• SOURCE MATERIAL
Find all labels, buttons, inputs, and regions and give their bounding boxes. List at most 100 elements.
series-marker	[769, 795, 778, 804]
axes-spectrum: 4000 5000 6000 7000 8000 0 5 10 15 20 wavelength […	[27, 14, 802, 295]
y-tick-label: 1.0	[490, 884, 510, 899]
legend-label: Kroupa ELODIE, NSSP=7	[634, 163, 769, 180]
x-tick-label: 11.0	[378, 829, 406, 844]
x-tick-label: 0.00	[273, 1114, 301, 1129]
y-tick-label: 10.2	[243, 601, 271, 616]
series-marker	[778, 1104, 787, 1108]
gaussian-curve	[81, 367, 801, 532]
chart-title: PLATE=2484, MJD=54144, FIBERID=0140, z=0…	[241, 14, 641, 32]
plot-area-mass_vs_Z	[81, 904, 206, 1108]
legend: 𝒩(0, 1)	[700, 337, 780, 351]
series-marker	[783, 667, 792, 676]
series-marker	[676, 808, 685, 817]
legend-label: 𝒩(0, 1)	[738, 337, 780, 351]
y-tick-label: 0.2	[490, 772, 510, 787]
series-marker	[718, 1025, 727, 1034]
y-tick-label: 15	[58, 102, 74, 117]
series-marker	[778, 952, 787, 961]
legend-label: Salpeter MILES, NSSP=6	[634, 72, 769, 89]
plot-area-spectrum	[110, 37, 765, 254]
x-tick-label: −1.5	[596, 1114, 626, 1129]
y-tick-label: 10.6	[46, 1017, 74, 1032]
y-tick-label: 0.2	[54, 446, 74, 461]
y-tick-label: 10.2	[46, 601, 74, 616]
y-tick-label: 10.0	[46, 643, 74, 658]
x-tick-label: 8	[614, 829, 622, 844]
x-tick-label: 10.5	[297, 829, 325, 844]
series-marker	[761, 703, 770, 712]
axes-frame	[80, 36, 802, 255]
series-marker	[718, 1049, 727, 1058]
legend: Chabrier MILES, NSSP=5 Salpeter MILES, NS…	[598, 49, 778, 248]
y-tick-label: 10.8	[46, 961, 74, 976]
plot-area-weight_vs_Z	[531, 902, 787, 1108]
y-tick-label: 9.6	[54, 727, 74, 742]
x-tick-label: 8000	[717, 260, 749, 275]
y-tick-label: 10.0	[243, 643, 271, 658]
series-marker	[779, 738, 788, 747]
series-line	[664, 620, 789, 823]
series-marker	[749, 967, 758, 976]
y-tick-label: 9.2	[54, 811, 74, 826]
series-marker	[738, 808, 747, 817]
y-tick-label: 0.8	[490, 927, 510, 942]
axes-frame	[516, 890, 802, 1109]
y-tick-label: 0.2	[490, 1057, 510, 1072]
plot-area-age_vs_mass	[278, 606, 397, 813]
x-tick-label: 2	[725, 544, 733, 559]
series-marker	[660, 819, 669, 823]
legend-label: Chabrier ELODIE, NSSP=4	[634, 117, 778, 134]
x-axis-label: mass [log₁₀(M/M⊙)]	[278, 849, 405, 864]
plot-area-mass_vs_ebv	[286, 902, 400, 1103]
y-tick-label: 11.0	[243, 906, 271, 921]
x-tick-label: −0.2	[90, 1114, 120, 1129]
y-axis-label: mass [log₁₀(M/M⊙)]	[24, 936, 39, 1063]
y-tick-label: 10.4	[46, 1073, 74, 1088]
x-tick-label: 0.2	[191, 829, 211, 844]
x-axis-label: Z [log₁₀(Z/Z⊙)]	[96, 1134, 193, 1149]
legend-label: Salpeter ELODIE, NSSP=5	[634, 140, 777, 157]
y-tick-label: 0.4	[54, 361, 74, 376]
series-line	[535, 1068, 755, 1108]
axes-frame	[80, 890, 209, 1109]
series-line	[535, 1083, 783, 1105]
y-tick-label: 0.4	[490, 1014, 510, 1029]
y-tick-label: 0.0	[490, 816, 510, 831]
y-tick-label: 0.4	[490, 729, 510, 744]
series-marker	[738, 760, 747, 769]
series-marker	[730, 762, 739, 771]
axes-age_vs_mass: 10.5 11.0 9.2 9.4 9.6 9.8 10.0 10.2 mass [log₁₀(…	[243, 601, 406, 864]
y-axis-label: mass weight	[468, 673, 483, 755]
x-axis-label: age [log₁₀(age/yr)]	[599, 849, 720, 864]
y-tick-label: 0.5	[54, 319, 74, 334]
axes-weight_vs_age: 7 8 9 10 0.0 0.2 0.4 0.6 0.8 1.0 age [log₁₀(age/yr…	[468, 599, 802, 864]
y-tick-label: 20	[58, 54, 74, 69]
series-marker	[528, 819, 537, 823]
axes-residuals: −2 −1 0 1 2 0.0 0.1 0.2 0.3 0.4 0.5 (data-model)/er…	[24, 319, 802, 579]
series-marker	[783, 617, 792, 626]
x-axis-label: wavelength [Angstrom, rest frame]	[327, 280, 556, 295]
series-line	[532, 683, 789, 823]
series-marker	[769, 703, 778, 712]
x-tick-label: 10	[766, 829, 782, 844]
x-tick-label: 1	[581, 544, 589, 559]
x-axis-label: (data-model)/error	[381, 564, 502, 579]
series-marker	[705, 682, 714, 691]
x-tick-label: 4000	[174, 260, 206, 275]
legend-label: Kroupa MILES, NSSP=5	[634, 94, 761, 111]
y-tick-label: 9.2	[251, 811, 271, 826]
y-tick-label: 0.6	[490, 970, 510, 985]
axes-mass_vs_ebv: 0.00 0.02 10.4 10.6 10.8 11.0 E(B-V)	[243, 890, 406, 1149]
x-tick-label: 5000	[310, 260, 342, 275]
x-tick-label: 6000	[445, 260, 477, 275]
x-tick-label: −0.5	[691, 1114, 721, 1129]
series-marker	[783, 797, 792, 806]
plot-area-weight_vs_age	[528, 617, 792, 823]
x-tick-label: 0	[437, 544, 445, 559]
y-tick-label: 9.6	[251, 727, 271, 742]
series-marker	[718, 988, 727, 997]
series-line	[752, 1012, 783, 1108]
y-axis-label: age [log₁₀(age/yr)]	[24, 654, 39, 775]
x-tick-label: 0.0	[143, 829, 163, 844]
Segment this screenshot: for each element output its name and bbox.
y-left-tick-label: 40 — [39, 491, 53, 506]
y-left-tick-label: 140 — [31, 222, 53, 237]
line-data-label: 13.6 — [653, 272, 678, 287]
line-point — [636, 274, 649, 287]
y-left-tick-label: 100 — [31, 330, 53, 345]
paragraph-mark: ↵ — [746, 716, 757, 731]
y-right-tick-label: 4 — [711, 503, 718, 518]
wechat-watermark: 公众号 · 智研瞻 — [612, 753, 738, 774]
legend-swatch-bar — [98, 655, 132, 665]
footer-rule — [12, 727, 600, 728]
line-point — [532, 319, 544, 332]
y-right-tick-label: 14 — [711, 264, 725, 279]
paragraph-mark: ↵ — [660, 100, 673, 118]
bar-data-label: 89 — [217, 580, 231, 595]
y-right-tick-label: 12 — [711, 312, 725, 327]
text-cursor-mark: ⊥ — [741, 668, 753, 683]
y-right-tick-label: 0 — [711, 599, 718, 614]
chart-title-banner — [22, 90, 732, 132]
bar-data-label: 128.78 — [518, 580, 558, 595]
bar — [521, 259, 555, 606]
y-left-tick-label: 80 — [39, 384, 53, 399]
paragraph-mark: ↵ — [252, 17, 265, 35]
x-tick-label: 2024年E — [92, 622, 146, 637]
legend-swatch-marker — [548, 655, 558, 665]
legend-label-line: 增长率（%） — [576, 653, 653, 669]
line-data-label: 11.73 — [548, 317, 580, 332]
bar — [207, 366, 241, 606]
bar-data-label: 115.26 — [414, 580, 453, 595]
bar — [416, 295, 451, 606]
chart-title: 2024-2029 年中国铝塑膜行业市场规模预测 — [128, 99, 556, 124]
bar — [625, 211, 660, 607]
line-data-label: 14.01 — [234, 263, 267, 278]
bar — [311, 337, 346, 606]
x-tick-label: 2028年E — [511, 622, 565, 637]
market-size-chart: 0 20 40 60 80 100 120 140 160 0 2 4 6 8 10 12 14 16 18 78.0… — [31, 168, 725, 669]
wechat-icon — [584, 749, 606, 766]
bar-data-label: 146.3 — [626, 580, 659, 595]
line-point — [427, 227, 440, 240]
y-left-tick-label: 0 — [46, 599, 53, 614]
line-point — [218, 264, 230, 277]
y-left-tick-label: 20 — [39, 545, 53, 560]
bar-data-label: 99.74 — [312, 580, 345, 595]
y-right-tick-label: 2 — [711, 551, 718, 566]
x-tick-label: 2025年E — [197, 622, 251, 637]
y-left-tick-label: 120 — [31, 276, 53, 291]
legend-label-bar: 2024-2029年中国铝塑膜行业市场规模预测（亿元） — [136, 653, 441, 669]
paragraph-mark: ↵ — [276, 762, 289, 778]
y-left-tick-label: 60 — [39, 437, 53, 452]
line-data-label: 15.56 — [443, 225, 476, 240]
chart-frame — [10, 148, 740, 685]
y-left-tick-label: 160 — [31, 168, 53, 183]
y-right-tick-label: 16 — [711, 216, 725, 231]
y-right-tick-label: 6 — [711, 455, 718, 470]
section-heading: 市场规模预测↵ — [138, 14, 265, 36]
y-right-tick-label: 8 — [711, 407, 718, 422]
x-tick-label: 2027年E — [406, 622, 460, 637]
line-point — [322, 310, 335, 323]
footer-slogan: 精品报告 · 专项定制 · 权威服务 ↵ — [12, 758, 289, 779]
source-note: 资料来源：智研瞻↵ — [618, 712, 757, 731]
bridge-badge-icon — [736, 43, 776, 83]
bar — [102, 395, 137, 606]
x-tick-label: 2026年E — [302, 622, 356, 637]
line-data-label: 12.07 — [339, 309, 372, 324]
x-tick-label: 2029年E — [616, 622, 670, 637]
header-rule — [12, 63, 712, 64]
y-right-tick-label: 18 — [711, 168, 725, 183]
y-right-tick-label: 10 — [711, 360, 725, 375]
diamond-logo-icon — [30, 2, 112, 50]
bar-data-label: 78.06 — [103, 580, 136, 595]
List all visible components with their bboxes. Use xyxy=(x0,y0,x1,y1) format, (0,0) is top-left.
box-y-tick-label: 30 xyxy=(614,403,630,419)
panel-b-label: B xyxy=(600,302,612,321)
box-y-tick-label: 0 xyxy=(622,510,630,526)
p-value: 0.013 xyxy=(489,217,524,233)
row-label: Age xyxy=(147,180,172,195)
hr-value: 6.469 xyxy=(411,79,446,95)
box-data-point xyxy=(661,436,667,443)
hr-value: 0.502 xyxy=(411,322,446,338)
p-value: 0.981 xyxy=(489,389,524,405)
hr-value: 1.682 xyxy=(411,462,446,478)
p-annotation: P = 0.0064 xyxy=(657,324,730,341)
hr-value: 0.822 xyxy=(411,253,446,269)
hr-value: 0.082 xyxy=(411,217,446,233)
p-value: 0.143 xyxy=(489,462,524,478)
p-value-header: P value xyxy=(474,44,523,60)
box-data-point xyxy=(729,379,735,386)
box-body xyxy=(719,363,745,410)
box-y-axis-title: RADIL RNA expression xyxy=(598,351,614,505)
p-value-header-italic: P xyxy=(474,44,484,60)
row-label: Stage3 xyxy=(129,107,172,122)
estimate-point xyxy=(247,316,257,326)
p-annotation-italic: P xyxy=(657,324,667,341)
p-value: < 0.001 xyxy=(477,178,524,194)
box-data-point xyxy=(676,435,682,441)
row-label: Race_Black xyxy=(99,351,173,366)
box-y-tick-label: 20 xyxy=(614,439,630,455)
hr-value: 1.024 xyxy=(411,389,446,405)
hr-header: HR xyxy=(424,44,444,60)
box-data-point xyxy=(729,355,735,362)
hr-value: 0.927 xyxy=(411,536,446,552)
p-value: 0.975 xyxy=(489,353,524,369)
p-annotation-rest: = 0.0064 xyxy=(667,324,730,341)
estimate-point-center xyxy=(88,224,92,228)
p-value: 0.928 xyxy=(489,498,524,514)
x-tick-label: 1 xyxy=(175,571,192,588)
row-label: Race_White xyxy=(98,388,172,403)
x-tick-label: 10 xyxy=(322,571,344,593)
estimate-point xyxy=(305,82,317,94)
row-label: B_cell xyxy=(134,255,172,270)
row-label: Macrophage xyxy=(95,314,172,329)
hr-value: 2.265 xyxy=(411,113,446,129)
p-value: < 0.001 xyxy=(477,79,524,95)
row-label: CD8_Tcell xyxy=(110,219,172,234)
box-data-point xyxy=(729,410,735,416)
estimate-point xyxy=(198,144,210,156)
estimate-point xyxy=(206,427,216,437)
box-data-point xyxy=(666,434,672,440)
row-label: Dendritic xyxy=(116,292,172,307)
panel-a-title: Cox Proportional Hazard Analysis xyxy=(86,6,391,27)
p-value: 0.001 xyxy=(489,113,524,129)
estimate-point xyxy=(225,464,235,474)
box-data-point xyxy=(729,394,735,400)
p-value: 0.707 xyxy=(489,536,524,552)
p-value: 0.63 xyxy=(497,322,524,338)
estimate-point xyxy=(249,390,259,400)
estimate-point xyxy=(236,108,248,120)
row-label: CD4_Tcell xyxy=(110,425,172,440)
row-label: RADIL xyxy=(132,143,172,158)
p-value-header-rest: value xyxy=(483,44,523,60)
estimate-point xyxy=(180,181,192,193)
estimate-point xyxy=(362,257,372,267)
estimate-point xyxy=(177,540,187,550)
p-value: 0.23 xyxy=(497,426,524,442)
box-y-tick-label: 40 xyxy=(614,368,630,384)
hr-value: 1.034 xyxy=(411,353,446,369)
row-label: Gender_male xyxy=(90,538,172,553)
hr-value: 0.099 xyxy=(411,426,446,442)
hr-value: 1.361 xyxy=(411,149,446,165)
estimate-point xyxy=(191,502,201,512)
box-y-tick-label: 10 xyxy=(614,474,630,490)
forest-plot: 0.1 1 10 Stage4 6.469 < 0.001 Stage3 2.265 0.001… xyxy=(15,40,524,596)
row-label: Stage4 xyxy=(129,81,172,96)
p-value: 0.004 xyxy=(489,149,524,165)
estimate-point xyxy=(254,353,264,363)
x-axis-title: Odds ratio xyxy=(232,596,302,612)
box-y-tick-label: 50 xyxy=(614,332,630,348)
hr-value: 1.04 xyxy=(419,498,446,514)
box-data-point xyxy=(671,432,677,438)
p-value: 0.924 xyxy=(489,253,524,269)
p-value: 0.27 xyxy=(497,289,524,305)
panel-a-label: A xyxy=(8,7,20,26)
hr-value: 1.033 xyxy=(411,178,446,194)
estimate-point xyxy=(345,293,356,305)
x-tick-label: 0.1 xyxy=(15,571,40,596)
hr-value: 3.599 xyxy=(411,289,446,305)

• INSTRUCTIONS TO FOLLOW
Copy the listing from its first line up to and including the line with "884, 510, 899]", but put "box coordinates" in place of "bounding boxes" and keep everything else the same.

• TASK RESPONSE
Find all labels, buttons, inputs, and regions and give their box coordinates. List at most 100 elements.
series-marker	[769, 795, 778, 804]
axes-spectrum: 4000 5000 6000 7000 8000 0 5 10 15 20 wavelength […	[27, 14, 802, 295]
y-tick-label: 1.0	[490, 884, 510, 899]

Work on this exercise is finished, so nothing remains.